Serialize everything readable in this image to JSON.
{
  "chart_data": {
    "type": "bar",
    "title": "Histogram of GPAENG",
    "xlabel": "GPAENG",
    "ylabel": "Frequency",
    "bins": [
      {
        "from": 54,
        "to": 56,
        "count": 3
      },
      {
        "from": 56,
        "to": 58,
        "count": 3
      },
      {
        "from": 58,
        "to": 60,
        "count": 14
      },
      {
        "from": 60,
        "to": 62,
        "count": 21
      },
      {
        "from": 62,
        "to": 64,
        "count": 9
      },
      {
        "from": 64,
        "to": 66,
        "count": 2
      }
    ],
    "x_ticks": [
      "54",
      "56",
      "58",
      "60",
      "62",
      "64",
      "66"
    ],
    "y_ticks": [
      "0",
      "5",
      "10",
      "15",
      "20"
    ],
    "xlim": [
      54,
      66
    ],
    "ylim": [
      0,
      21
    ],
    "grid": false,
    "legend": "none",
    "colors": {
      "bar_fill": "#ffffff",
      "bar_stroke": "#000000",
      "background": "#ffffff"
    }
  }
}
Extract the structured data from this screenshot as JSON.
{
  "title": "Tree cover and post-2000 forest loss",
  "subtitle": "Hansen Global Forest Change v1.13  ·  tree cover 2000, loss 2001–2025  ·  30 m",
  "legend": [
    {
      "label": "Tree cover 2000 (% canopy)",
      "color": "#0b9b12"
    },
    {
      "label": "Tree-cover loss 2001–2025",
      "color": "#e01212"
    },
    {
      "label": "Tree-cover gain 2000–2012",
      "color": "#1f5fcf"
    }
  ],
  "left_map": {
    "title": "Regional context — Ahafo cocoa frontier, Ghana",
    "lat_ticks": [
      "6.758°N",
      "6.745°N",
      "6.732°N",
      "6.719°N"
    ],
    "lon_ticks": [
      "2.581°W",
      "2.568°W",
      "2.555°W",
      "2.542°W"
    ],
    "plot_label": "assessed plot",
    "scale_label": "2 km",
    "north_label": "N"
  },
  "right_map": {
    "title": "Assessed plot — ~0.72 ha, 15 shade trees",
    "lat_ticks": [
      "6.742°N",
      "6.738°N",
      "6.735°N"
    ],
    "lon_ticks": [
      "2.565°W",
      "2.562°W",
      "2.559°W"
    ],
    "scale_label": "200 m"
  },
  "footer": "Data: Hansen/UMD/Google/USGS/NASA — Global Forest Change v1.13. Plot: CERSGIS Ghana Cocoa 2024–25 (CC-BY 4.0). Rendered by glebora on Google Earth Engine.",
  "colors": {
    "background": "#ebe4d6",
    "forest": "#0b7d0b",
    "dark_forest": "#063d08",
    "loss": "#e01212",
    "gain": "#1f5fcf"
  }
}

────────────────────

Aim:
Extract the entries above verbatim.

Task result:
Serialize everything readable in this image to JSON.
{
  "chart_data": {
    "type": "bar",
    "title": "Histogram of GPAENG",
    "xlabel": "GPAENG",
    "ylabel": "Frequency",
    "bins": [
      {
        "from": 54,
        "to": 56,
        "count": 3
      },
      {
        "from": 56,
        "to": 58,
        "count": 3
      },
      {
        "from": 58,
        "to": 60,
        "count": 14
      },
      {
        "from": 60,
        "to": 62,
        "count": 21
      },
      {
        "from": 62,
        "to": 64,
        "count": 9
      },
      {
        "from": 64,
        "to": 66,
        "count": 2
      }
    ],
    "x_ticks": [
      "54",
      "56",
      "58",
      "60",
      "62",
      "64",
      "66"
    ],
    "y_ticks": [
      "0",
      "5",
      "10",
      "15",
      "20"
    ],
    "xlim": [
      54,
      66
    ],
    "ylim": [
      0,
      21
    ],
    "grid": false,
    "legend": "none",
    "colors": {
      "bar_fill": "#ffffff",
      "bar_stroke": "#000000",
      "background": "#ffffff"
    }
  }
}
Extract the structured data from this screenshot as JSON.
{
  "title": "Tree cover and post-2000 forest loss",
  "subtitle": "Hansen Global Forest Change v1.13  ·  tree cover 2000, loss 2001–2025  ·  30 m",
  "legend": [
    {
      "label": "Tree cover 2000 (% canopy)",
      "color": "#0b9b12"
    },
    {
      "label": "Tree-cover loss 2001–2025",
      "color": "#e01212"
    },
    {
      "label": "Tree-cover gain 2000–2012",
      "color": "#1f5fcf"
    }
  ],
  "left_map": {
    "title": "Regional context — Ahafo cocoa frontier, Ghana",
    "lat_ticks": [
      "6.758°N",
      "6.745°N",
      "6.732°N",
      "6.719°N"
    ],
    "lon_ticks": [
      "2.581°W",
      "2.568°W",
      "2.555°W",
      "2.542°W"
    ],
    "plot_label": "assessed plot",
    "scale_label": "2 km",
    "north_label": "N"
  },
  "right_map": {
    "title": "Assessed plot — ~0.72 ha, 15 shade trees",
    "lat_ticks": [
      "6.742°N",
      "6.738°N",
      "6.735°N"
    ],
    "lon_ticks": [
      "2.565°W",
      "2.562°W",
      "2.559°W"
    ],
    "scale_label": "200 m"
  },
  "footer": "Data: Hansen/UMD/Google/USGS/NASA — Global Forest Change v1.13. Plot: CERSGIS Ghana Cocoa 2024–25 (CC-BY 4.0). Rendered by glebora on Google Earth Engine.",
  "colors": {
    "background": "#ebe4d6",
    "forest": "#0b7d0b",
    "dark_forest": "#063d08",
    "loss": "#e01212",
    "gain": "#1f5fcf"
  }
}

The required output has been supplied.